*SHORT EXERCISE*: Assemble all lines in which the string "more" appears.

*MATERIAL SUPPLIED*:
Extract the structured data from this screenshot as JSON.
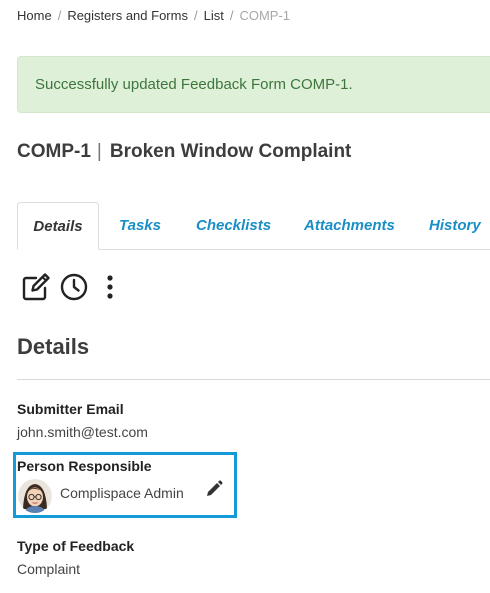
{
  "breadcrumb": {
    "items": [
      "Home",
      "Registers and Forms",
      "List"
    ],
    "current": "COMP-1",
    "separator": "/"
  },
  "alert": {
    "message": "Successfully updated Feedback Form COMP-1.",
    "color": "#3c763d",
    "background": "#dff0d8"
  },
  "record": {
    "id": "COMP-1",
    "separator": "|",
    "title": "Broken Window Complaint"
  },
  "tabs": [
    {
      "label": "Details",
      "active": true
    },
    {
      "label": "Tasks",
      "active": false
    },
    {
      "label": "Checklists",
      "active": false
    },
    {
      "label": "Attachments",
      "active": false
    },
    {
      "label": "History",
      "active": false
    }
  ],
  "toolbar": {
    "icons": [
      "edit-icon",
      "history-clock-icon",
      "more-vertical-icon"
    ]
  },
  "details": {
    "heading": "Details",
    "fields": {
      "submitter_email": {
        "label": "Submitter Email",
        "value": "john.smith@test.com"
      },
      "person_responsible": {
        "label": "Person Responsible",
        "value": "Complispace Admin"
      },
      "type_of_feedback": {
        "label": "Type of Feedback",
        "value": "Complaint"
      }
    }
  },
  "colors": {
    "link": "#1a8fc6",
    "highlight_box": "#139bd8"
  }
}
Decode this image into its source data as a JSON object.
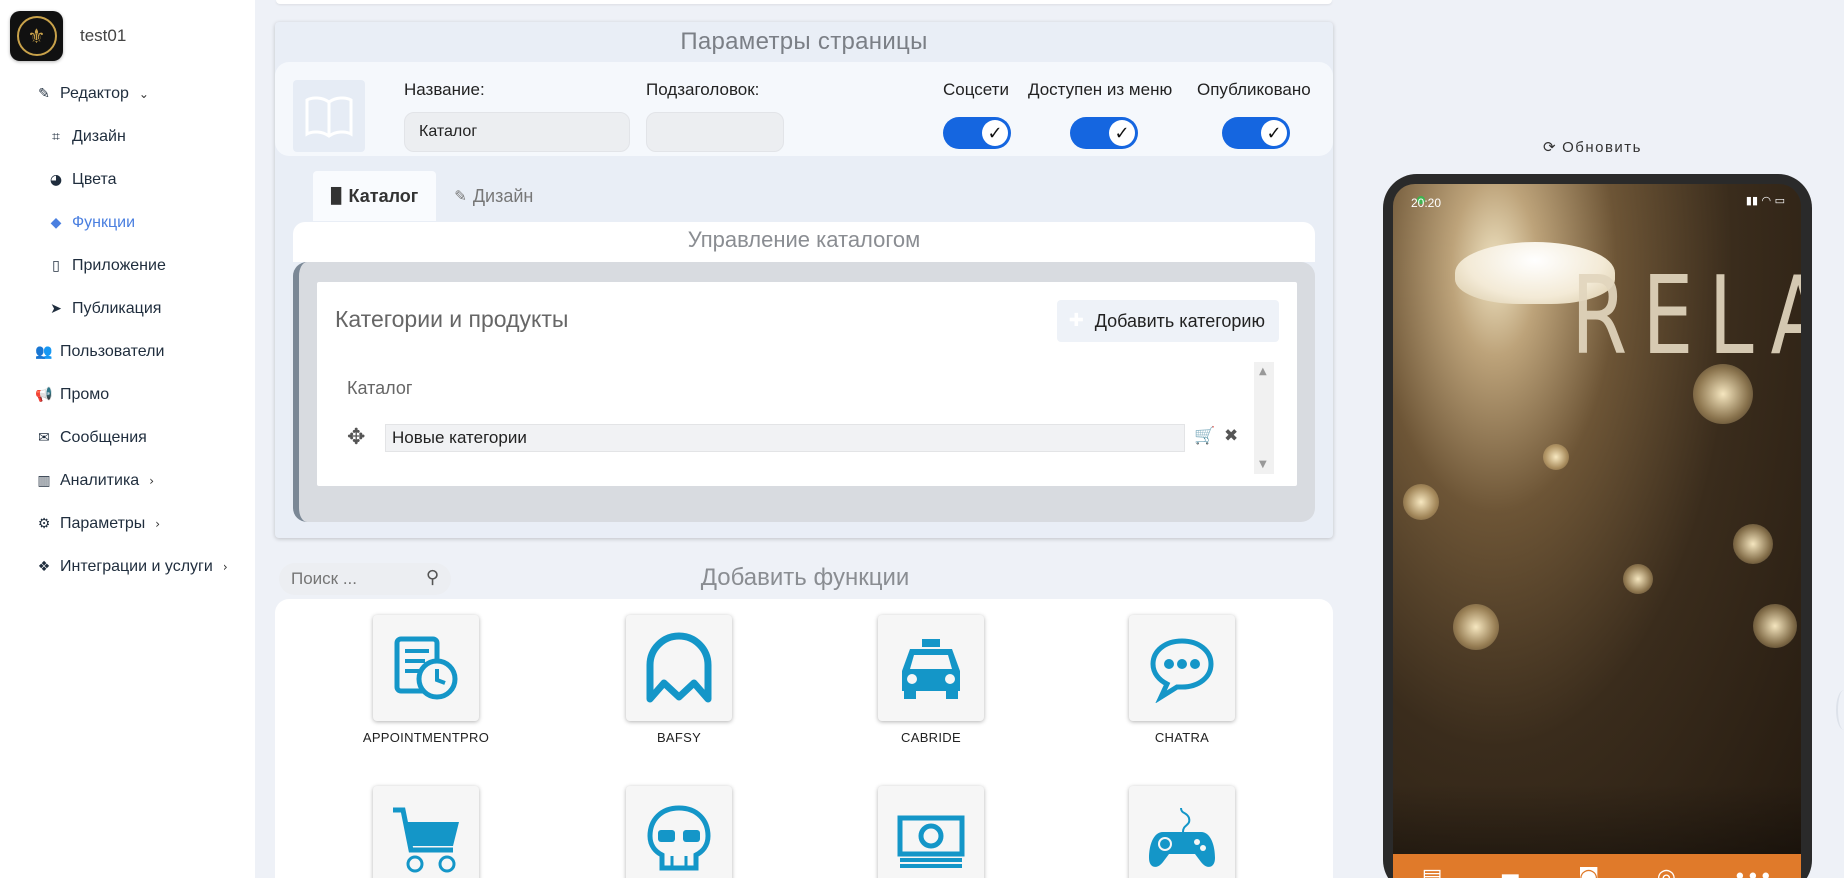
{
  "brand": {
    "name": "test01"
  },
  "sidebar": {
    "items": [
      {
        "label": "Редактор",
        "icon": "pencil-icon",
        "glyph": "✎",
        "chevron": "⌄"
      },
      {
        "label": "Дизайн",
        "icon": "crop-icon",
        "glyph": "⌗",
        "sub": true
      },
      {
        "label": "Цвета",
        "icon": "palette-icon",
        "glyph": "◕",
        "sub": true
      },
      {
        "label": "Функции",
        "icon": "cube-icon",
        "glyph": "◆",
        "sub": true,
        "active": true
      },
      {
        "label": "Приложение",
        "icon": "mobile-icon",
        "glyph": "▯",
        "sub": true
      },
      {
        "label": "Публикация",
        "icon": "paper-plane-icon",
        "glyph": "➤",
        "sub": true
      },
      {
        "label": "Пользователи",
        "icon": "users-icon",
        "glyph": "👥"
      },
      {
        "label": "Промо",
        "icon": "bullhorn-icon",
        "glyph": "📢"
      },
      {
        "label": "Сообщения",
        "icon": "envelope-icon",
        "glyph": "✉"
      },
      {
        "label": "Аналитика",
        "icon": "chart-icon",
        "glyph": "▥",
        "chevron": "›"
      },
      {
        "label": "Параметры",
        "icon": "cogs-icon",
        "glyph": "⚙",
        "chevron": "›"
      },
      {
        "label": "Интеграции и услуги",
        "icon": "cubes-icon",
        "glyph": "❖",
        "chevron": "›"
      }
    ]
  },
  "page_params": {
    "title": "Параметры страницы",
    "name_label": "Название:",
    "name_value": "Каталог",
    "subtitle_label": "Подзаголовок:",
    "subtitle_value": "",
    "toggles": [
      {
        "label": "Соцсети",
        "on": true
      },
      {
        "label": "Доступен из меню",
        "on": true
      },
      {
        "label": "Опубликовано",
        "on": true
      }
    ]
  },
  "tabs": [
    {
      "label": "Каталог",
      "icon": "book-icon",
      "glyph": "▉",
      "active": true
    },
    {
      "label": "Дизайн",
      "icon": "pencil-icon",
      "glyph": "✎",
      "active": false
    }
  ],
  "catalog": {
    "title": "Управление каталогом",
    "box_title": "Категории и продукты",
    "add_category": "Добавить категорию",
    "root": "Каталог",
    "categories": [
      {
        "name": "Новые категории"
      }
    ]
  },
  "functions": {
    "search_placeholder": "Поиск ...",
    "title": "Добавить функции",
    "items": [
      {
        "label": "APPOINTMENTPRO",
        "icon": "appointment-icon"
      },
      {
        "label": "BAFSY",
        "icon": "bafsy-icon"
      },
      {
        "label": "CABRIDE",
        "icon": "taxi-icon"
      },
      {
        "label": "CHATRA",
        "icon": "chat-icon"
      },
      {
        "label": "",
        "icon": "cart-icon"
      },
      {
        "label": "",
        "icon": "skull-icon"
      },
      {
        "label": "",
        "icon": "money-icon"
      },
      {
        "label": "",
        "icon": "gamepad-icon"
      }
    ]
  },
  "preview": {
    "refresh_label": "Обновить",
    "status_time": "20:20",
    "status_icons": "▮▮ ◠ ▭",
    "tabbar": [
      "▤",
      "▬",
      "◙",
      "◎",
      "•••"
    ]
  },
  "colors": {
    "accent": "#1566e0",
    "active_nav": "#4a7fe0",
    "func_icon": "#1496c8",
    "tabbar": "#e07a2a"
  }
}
---
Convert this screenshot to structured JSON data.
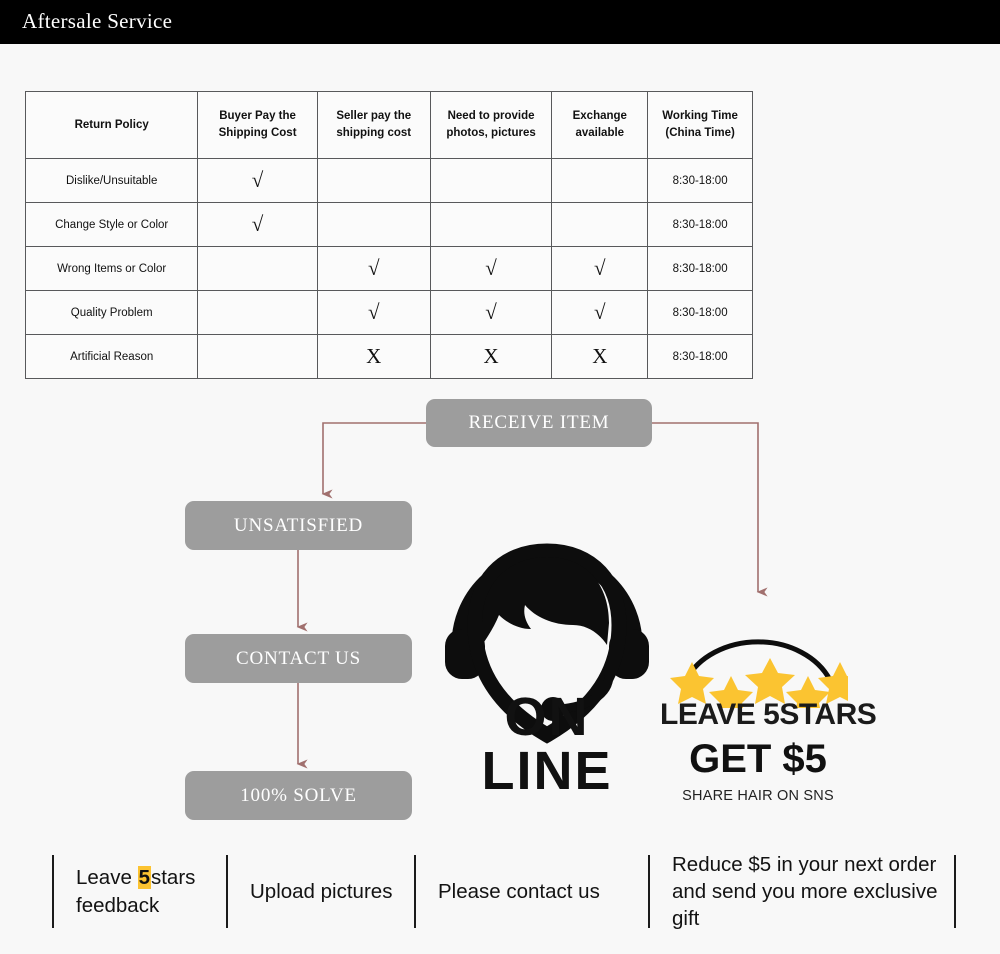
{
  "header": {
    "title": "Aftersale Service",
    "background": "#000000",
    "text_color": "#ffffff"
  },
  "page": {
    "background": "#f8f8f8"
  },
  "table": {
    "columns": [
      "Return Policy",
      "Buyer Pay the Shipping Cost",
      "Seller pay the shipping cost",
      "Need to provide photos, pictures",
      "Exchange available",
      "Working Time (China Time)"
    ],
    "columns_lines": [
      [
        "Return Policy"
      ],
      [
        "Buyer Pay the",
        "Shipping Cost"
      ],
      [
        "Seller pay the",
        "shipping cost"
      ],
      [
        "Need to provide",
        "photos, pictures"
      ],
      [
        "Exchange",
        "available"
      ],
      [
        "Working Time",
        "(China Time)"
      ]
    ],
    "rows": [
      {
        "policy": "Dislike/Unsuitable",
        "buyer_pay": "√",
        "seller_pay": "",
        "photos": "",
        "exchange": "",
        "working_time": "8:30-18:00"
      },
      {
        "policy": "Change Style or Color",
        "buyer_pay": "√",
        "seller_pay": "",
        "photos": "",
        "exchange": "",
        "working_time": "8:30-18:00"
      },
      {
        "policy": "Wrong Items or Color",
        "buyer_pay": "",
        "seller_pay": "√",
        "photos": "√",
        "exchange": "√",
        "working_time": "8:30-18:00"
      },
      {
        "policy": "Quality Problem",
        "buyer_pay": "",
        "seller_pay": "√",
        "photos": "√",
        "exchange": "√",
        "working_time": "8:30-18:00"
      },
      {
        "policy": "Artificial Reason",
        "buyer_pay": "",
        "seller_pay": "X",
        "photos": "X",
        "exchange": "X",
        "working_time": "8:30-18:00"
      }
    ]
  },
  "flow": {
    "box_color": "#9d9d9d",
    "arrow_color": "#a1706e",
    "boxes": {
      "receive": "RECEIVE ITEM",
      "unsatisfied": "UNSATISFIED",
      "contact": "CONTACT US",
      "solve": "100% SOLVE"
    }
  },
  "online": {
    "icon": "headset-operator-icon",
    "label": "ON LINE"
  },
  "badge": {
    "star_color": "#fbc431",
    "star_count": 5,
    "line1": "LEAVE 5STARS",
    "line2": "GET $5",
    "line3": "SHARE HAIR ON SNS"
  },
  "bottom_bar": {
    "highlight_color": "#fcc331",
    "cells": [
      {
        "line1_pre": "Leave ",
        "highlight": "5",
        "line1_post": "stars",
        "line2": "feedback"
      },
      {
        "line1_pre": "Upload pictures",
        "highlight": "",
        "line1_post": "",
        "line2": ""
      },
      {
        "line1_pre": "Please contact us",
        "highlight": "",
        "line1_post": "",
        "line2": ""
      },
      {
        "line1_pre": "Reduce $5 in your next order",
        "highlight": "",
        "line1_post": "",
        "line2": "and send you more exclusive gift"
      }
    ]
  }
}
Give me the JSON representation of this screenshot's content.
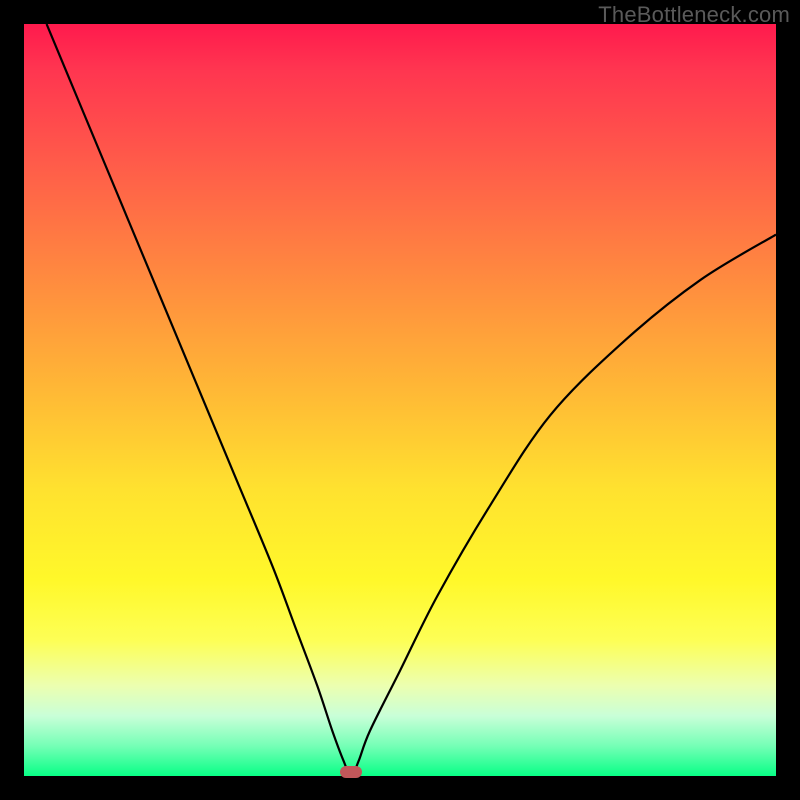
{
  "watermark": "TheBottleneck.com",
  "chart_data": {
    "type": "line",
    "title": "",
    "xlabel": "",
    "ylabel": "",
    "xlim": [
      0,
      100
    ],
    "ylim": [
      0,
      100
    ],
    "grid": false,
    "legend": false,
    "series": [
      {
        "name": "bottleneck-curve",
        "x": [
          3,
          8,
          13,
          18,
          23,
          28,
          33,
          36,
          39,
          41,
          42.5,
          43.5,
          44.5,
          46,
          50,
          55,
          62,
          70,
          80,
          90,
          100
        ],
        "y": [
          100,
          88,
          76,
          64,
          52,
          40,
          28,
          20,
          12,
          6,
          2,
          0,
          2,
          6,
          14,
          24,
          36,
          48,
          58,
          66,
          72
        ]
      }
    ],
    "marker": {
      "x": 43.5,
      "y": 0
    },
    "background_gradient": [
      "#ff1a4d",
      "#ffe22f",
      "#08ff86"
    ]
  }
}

*REPLY TO THE TASK*:
      "more-vertical-icon"
        "line2": "and send you more exclusive gift"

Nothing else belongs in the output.